::: GIVEN DATA
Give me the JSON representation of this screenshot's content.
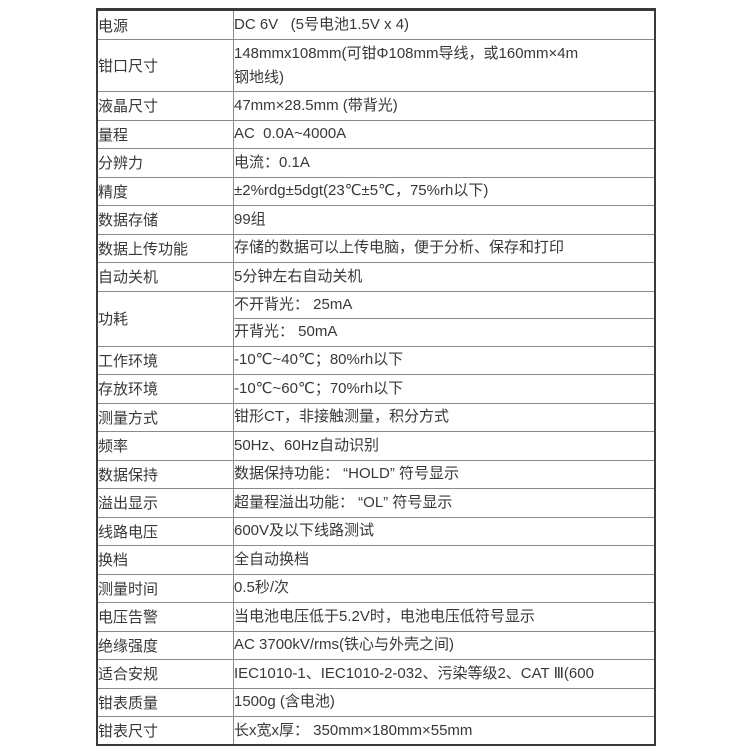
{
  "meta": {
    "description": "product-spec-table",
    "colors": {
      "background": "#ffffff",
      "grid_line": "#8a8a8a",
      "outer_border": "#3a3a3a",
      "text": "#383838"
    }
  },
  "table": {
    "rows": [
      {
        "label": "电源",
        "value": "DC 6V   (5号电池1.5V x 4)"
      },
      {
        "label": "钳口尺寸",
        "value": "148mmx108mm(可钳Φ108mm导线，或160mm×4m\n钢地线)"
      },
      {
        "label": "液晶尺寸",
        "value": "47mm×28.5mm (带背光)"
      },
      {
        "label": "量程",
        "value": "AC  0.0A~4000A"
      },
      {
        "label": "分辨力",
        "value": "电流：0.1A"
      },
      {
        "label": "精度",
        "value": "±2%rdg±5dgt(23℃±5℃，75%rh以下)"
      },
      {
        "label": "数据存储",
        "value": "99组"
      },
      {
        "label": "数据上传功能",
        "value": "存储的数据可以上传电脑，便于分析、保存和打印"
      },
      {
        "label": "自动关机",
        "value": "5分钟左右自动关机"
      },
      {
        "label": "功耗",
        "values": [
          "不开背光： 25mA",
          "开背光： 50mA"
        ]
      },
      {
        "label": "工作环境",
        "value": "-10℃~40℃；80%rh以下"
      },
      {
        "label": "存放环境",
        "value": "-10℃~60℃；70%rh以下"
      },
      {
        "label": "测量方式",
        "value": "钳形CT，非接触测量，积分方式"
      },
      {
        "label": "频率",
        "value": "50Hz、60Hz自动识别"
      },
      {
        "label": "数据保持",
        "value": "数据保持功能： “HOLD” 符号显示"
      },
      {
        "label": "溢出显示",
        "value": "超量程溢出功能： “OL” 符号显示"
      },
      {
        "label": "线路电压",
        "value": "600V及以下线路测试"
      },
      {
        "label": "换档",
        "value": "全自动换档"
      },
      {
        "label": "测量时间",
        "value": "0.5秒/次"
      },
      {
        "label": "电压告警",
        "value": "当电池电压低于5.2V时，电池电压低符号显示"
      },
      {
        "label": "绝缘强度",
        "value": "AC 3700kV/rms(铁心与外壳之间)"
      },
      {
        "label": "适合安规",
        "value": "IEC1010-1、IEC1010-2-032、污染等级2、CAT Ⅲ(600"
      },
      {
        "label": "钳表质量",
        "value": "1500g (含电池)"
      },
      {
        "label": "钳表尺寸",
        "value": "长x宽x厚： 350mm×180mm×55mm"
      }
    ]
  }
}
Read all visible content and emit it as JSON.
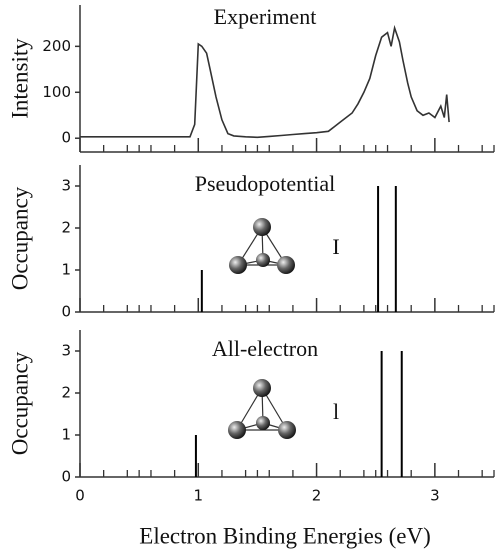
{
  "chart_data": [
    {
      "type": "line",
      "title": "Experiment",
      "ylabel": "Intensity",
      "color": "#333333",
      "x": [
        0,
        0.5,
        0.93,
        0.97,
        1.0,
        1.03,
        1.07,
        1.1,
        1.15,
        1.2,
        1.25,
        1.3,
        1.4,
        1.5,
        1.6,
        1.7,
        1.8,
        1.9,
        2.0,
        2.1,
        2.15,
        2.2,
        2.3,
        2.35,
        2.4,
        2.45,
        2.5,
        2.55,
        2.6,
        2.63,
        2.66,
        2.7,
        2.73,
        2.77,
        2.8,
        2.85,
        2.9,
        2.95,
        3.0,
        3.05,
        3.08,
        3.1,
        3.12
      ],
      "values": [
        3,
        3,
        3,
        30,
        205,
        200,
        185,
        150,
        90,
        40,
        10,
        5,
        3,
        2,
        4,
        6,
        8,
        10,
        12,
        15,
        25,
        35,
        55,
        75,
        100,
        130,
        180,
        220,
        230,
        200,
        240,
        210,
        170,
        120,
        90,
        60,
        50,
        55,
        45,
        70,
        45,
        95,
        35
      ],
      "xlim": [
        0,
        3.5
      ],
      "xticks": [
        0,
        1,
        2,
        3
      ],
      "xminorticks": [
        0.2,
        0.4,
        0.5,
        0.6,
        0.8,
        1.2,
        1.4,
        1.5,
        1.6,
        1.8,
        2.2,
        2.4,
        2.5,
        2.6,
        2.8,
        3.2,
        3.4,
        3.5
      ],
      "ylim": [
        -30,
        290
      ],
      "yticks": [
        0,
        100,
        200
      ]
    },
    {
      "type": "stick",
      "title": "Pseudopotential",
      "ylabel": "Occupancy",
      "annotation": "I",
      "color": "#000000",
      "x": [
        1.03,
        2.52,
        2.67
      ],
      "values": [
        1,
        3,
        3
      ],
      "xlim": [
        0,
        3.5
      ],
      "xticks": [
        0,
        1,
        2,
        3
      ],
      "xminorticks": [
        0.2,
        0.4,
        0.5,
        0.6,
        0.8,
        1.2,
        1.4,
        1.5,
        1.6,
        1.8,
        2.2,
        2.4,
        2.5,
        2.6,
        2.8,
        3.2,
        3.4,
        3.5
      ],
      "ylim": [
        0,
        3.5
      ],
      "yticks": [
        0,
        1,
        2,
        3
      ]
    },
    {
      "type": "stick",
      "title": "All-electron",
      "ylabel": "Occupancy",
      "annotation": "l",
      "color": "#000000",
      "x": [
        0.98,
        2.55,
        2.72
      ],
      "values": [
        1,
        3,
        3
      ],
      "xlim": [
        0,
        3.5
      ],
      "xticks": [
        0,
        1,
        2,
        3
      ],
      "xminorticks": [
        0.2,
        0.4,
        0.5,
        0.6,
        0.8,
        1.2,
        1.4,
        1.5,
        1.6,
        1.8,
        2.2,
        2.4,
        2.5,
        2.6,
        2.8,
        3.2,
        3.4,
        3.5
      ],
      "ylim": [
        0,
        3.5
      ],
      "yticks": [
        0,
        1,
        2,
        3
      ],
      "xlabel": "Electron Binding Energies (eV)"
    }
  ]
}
::::::
▸ GOAL
Pictures are not part of the copy; reproduce everything else in the records exactly.

▸ ANSWER
Give me the JSON representation of this screenshot's content.
{
  "meta": {
    "description": "product-spec-table",
    "colors": {
      "background": "#ffffff",
      "grid_line": "#8a8a8a",
      "outer_border": "#3a3a3a",
      "text": "#383838"
    }
  },
  "table": {
    "rows": [
      {
        "label": "电源",
        "value": "DC 6V   (5号电池1.5V x 4)"
      },
      {
        "label": "钳口尺寸",
        "value": "148mmx108mm(可钳Φ108mm导线，或160mm×4m\n钢地线)"
      },
      {
        "label": "液晶尺寸",
        "value": "47mm×28.5mm (带背光)"
      },
      {
        "label": "量程",
        "value": "AC  0.0A~4000A"
      },
      {
        "label": "分辨力",
        "value": "电流：0.1A"
      },
      {
        "label": "精度",
        "value": "±2%rdg±5dgt(23℃±5℃，75%rh以下)"
      },
      {
        "label": "数据存储",
        "value": "99组"
      },
      {
        "label": "数据上传功能",
        "value": "存储的数据可以上传电脑，便于分析、保存和打印"
      },
      {
        "label": "自动关机",
        "value": "5分钟左右自动关机"
      },
      {
        "label": "功耗",
        "values": [
          "不开背光： 25mA",
          "开背光： 50mA"
        ]
      },
      {
        "label": "工作环境",
        "value": "-10℃~40℃；80%rh以下"
      },
      {
        "label": "存放环境",
        "value": "-10℃~60℃；70%rh以下"
      },
      {
        "label": "测量方式",
        "value": "钳形CT，非接触测量，积分方式"
      },
      {
        "label": "频率",
        "value": "50Hz、60Hz自动识别"
      },
      {
        "label": "数据保持",
        "value": "数据保持功能： “HOLD” 符号显示"
      },
      {
        "label": "溢出显示",
        "value": "超量程溢出功能： “OL” 符号显示"
      },
      {
        "label": "线路电压",
        "value": "600V及以下线路测试"
      },
      {
        "label": "换档",
        "value": "全自动换档"
      },
      {
        "label": "测量时间",
        "value": "0.5秒/次"
      },
      {
        "label": "电压告警",
        "value": "当电池电压低于5.2V时，电池电压低符号显示"
      },
      {
        "label": "绝缘强度",
        "value": "AC 3700kV/rms(铁心与外壳之间)"
      },
      {
        "label": "适合安规",
        "value": "IEC1010-1、IEC1010-2-032、污染等级2、CAT Ⅲ(600"
      },
      {
        "label": "钳表质量",
        "value": "1500g (含电池)"
      },
      {
        "label": "钳表尺寸",
        "value": "长x宽x厚： 350mm×180mm×55mm"
      }
    ]
  }
}
Read all visible content and emit it as JSON.
{
  "chart_data": [
    {
      "type": "line",
      "title": "Experiment",
      "ylabel": "Intensity",
      "color": "#333333",
      "x": [
        0,
        0.5,
        0.93,
        0.97,
        1.0,
        1.03,
        1.07,
        1.1,
        1.15,
        1.2,
        1.25,
        1.3,
        1.4,
        1.5,
        1.6,
        1.7,
        1.8,
        1.9,
        2.0,
        2.1,
        2.15,
        2.2,
        2.3,
        2.35,
        2.4,
        2.45,
        2.5,
        2.55,
        2.6,
        2.63,
        2.66,
        2.7,
        2.73,
        2.77,
        2.8,
        2.85,
        2.9,
        2.95,
        3.0,
        3.05,
        3.08,
        3.1,
        3.12
      ],
      "values": [
        3,
        3,
        3,
        30,
        205,
        200,
        185,
        150,
        90,
        40,
        10,
        5,
        3,
        2,
        4,
        6,
        8,
        10,
        12,
        15,
        25,
        35,
        55,
        75,
        100,
        130,
        180,
        220,
        230,
        200,
        240,
        210,
        170,
        120,
        90,
        60,
        50,
        55,
        45,
        70,
        45,
        95,
        35
      ],
      "xlim": [
        0,
        3.5
      ],
      "xticks": [
        0,
        1,
        2,
        3
      ],
      "xminorticks": [
        0.2,
        0.4,
        0.5,
        0.6,
        0.8,
        1.2,
        1.4,
        1.5,
        1.6,
        1.8,
        2.2,
        2.4,
        2.5,
        2.6,
        2.8,
        3.2,
        3.4,
        3.5
      ],
      "ylim": [
        -30,
        290
      ],
      "yticks": [
        0,
        100,
        200
      ]
    },
    {
      "type": "stick",
      "title": "Pseudopotential",
      "ylabel": "Occupancy",
      "annotation": "I",
      "color": "#000000",
      "x": [
        1.03,
        2.52,
        2.67
      ],
      "values": [
        1,
        3,
        3
      ],
      "xlim": [
        0,
        3.5
      ],
      "xticks": [
        0,
        1,
        2,
        3
      ],
      "xminorticks": [
        0.2,
        0.4,
        0.5,
        0.6,
        0.8,
        1.2,
        1.4,
        1.5,
        1.6,
        1.8,
        2.2,
        2.4,
        2.5,
        2.6,
        2.8,
        3.2,
        3.4,
        3.5
      ],
      "ylim": [
        0,
        3.5
      ],
      "yticks": [
        0,
        1,
        2,
        3
      ]
    },
    {
      "type": "stick",
      "title": "All-electron",
      "ylabel": "Occupancy",
      "annotation": "l",
      "color": "#000000",
      "x": [
        0.98,
        2.55,
        2.72
      ],
      "values": [
        1,
        3,
        3
      ],
      "xlim": [
        0,
        3.5
      ],
      "xticks": [
        0,
        1,
        2,
        3
      ],
      "xminorticks": [
        0.2,
        0.4,
        0.5,
        0.6,
        0.8,
        1.2,
        1.4,
        1.5,
        1.6,
        1.8,
        2.2,
        2.4,
        2.5,
        2.6,
        2.8,
        3.2,
        3.4,
        3.5
      ],
      "ylim": [
        0,
        3.5
      ],
      "yticks": [
        0,
        1,
        2,
        3
      ],
      "xlabel": "Electron Binding Energies (eV)"
    }
  ]
}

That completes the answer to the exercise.